(Figure contents as structured data)
☆ ☆ ☆ ☆ ☆

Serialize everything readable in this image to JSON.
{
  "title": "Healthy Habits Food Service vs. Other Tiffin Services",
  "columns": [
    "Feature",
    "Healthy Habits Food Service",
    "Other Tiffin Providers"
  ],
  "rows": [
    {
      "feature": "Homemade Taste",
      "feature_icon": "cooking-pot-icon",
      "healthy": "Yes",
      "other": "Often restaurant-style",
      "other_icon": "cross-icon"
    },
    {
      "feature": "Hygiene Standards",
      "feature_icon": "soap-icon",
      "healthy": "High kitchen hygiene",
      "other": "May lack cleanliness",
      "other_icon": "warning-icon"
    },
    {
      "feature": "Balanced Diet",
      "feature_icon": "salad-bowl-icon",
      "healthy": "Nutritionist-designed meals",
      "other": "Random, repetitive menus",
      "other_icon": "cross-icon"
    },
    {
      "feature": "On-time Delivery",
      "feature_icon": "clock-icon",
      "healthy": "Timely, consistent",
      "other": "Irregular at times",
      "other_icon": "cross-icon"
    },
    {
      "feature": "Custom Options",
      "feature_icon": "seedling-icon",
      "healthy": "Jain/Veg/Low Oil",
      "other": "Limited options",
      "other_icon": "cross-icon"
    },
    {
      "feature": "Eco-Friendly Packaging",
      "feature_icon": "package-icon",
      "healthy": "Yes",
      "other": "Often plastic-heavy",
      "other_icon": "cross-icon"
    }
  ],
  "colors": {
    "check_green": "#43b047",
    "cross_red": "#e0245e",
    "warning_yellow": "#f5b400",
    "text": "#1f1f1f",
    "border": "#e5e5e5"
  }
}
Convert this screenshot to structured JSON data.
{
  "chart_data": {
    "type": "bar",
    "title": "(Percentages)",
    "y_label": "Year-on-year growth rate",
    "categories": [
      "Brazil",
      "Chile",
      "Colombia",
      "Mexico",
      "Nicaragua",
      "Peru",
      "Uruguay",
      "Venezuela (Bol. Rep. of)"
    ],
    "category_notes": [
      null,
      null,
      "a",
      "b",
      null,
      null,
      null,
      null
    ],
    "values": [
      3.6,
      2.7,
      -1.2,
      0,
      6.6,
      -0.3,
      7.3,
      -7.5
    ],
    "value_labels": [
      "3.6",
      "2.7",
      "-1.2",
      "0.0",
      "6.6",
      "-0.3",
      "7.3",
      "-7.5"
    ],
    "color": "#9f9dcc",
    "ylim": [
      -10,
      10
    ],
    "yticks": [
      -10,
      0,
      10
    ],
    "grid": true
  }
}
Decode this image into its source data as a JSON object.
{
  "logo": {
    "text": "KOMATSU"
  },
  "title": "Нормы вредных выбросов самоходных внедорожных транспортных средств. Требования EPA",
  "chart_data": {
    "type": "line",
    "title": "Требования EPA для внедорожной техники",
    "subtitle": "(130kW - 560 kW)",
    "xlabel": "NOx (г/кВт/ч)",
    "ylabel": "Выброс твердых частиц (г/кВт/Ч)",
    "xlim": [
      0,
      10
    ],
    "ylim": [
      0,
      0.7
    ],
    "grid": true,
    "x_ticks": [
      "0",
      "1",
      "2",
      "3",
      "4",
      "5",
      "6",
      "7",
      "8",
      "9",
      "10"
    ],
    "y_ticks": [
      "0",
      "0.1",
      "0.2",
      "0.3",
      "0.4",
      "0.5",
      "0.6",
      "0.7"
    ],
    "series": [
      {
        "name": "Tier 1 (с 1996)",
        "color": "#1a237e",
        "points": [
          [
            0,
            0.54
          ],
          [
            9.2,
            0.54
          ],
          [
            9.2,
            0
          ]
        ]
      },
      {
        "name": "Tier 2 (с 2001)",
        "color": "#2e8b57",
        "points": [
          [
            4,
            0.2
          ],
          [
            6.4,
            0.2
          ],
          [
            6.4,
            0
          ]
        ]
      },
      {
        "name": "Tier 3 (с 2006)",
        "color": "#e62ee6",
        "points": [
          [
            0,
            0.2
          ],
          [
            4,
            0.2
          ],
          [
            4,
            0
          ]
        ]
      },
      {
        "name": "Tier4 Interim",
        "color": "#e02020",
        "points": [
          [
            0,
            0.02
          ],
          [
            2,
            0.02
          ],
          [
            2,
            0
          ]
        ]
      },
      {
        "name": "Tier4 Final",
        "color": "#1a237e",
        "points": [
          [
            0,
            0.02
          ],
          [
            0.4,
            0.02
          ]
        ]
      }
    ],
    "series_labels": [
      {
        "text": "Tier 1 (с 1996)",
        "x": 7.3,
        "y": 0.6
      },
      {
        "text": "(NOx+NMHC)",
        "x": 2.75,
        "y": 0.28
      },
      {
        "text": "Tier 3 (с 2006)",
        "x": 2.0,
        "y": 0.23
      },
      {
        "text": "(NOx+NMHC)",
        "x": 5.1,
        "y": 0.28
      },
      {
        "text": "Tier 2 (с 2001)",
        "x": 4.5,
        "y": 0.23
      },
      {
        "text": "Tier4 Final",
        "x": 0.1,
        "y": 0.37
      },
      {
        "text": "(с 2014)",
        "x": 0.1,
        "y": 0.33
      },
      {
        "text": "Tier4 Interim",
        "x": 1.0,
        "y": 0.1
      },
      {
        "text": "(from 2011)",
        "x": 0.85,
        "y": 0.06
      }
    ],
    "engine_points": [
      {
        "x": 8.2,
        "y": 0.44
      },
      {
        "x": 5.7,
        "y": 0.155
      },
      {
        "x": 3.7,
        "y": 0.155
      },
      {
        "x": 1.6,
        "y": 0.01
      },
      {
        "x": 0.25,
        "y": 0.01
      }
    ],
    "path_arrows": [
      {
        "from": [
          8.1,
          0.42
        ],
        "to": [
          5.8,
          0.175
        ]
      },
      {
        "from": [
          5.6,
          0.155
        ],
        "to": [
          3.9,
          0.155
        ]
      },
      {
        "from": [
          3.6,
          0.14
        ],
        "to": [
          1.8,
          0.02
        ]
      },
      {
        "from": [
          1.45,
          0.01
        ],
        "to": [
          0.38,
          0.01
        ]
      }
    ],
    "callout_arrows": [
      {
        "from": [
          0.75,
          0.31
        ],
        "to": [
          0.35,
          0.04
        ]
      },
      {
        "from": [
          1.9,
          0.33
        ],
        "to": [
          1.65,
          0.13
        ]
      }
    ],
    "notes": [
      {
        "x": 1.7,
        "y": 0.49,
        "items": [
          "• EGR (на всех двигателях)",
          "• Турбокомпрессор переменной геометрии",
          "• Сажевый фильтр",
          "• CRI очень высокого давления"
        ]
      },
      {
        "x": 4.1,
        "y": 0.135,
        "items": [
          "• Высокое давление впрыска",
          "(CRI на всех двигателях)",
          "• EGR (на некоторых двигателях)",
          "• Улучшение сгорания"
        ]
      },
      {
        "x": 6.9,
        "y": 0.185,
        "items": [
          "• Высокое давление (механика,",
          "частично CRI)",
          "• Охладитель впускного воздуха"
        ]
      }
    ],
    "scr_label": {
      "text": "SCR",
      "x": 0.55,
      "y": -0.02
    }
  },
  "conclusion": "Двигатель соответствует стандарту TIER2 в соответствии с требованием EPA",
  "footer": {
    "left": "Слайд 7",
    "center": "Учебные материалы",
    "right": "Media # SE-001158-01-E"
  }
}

☆ ☆ ☆ ☆ ☆

Retype all of the material, keeping each line exact.

Serialize everything readable in this image to JSON.
{
  "title": "Healthy Habits Food Service vs. Other Tiffin Services",
  "columns": [
    "Feature",
    "Healthy Habits Food Service",
    "Other Tiffin Providers"
  ],
  "rows": [
    {
      "feature": "Homemade Taste",
      "feature_icon": "cooking-pot-icon",
      "healthy": "Yes",
      "other": "Often restaurant-style",
      "other_icon": "cross-icon"
    },
    {
      "feature": "Hygiene Standards",
      "feature_icon": "soap-icon",
      "healthy": "High kitchen hygiene",
      "other": "May lack cleanliness",
      "other_icon": "warning-icon"
    },
    {
      "feature": "Balanced Diet",
      "feature_icon": "salad-bowl-icon",
      "healthy": "Nutritionist-designed meals",
      "other": "Random, repetitive menus",
      "other_icon": "cross-icon"
    },
    {
      "feature": "On-time Delivery",
      "feature_icon": "clock-icon",
      "healthy": "Timely, consistent",
      "other": "Irregular at times",
      "other_icon": "cross-icon"
    },
    {
      "feature": "Custom Options",
      "feature_icon": "seedling-icon",
      "healthy": "Jain/Veg/Low Oil",
      "other": "Limited options",
      "other_icon": "cross-icon"
    },
    {
      "feature": "Eco-Friendly Packaging",
      "feature_icon": "package-icon",
      "healthy": "Yes",
      "other": "Often plastic-heavy",
      "other_icon": "cross-icon"
    }
  ],
  "colors": {
    "check_green": "#43b047",
    "cross_red": "#e0245e",
    "warning_yellow": "#f5b400",
    "text": "#1f1f1f",
    "border": "#e5e5e5"
  }
}
Convert this screenshot to structured JSON data.
{
  "chart_data": {
    "type": "bar",
    "title": "(Percentages)",
    "y_label": "Year-on-year growth rate",
    "categories": [
      "Brazil",
      "Chile",
      "Colombia",
      "Mexico",
      "Nicaragua",
      "Peru",
      "Uruguay",
      "Venezuela (Bol. Rep. of)"
    ],
    "category_notes": [
      null,
      null,
      "a",
      "b",
      null,
      null,
      null,
      null
    ],
    "values": [
      3.6,
      2.7,
      -1.2,
      0,
      6.6,
      -0.3,
      7.3,
      -7.5
    ],
    "value_labels": [
      "3.6",
      "2.7",
      "-1.2",
      "0.0",
      "6.6",
      "-0.3",
      "7.3",
      "-7.5"
    ],
    "color": "#9f9dcc",
    "ylim": [
      -10,
      10
    ],
    "yticks": [
      -10,
      0,
      10
    ],
    "grid": true
  }
}
Decode this image into its source data as a JSON object.
{
  "logo": {
    "text": "KOMATSU"
  },
  "title": "Нормы вредных выбросов самоходных внедорожных транспортных средств. Требования EPA",
  "chart_data": {
    "type": "line",
    "title": "Требования EPA для внедорожной техники",
    "subtitle": "(130kW - 560 kW)",
    "xlabel": "NOx (г/кВт/ч)",
    "ylabel": "Выброс твердых частиц (г/кВт/Ч)",
    "xlim": [
      0,
      10
    ],
    "ylim": [
      0,
      0.7
    ],
    "grid": true,
    "x_ticks": [
      "0",
      "1",
      "2",
      "3",
      "4",
      "5",
      "6",
      "7",
      "8",
      "9",
      "10"
    ],
    "y_ticks": [
      "0",
      "0.1",
      "0.2",
      "0.3",
      "0.4",
      "0.5",
      "0.6",
      "0.7"
    ],
    "series": [
      {
        "name": "Tier 1 (с 1996)",
        "color": "#1a237e",
        "points": [
          [
            0,
            0.54
          ],
          [
            9.2,
            0.54
          ],
          [
            9.2,
            0
          ]
        ]
      },
      {
        "name": "Tier 2 (с 2001)",
        "color": "#2e8b57",
        "points": [
          [
            4,
            0.2
          ],
          [
            6.4,
            0.2
          ],
          [
            6.4,
            0
          ]
        ]
      },
      {
        "name": "Tier 3 (с 2006)",
        "color": "#e62ee6",
        "points": [
          [
            0,
            0.2
          ],
          [
            4,
            0.2
          ],
          [
            4,
            0
          ]
        ]
      },
      {
        "name": "Tier4 Interim",
        "color": "#e02020",
        "points": [
          [
            0,
            0.02
          ],
          [
            2,
            0.02
          ],
          [
            2,
            0
          ]
        ]
      },
      {
        "name": "Tier4 Final",
        "color": "#1a237e",
        "points": [
          [
            0,
            0.02
          ],
          [
            0.4,
            0.02
          ]
        ]
      }
    ],
    "series_labels": [
      {
        "text": "Tier 1 (с 1996)",
        "x": 7.3,
        "y": 0.6
      },
      {
        "text": "(NOx+NMHC)",
        "x": 2.75,
        "y": 0.28
      },
      {
        "text": "Tier 3 (с 2006)",
        "x": 2.0,
        "y": 0.23
      },
      {
        "text": "(NOx+NMHC)",
        "x": 5.1,
        "y": 0.28
      },
      {
        "text": "Tier 2 (с 2001)",
        "x": 4.5,
        "y": 0.23
      },
      {
        "text": "Tier4 Final",
        "x": 0.1,
        "y": 0.37
      },
      {
        "text": "(с 2014)",
        "x": 0.1,
        "y": 0.33
      },
      {
        "text": "Tier4 Interim",
        "x": 1.0,
        "y": 0.1
      },
      {
        "text": "(from 2011)",
        "x": 0.85,
        "y": 0.06
      }
    ],
    "engine_points": [
      {
        "x": 8.2,
        "y": 0.44
      },
      {
        "x": 5.7,
        "y": 0.155
      },
      {
        "x": 3.7,
        "y": 0.155
      },
      {
        "x": 1.6,
        "y": 0.01
      },
      {
        "x": 0.25,
        "y": 0.01
      }
    ],
    "path_arrows": [
      {
        "from": [
          8.1,
          0.42
        ],
        "to": [
          5.8,
          0.175
        ]
      },
      {
        "from": [
          5.6,
          0.155
        ],
        "to": [
          3.9,
          0.155
        ]
      },
      {
        "from": [
          3.6,
          0.14
        ],
        "to": [
          1.8,
          0.02
        ]
      },
      {
        "from": [
          1.45,
          0.01
        ],
        "to": [
          0.38,
          0.01
        ]
      }
    ],
    "callout_arrows": [
      {
        "from": [
          0.75,
          0.31
        ],
        "to": [
          0.35,
          0.04
        ]
      },
      {
        "from": [
          1.9,
          0.33
        ],
        "to": [
          1.65,
          0.13
        ]
      }
    ],
    "notes": [
      {
        "x": 1.7,
        "y": 0.49,
        "items": [
          "• EGR (на всех двигателях)",
          "• Турбокомпрессор переменной геометрии",
          "• Сажевый фильтр",
          "• CRI очень высокого давления"
        ]
      },
      {
        "x": 4.1,
        "y": 0.135,
        "items": [
          "• Высокое давление впрыска",
          "(CRI на всех двигателях)",
          "• EGR (на некоторых двигателях)",
          "• Улучшение сгорания"
        ]
      },
      {
        "x": 6.9,
        "y": 0.185,
        "items": [
          "• Высокое давление (механика,",
          "частично CRI)",
          "• Охладитель впускного воздуха"
        ]
      }
    ],
    "scr_label": {
      "text": "SCR",
      "x": 0.55,
      "y": -0.02
    }
  },
  "conclusion": "Двигатель соответствует стандарту TIER2 в соответствии с требованием EPA",
  "footer": {
    "left": "Слайд 7",
    "center": "Учебные материалы",
    "right": "Media # SE-001158-01-E"
  }
}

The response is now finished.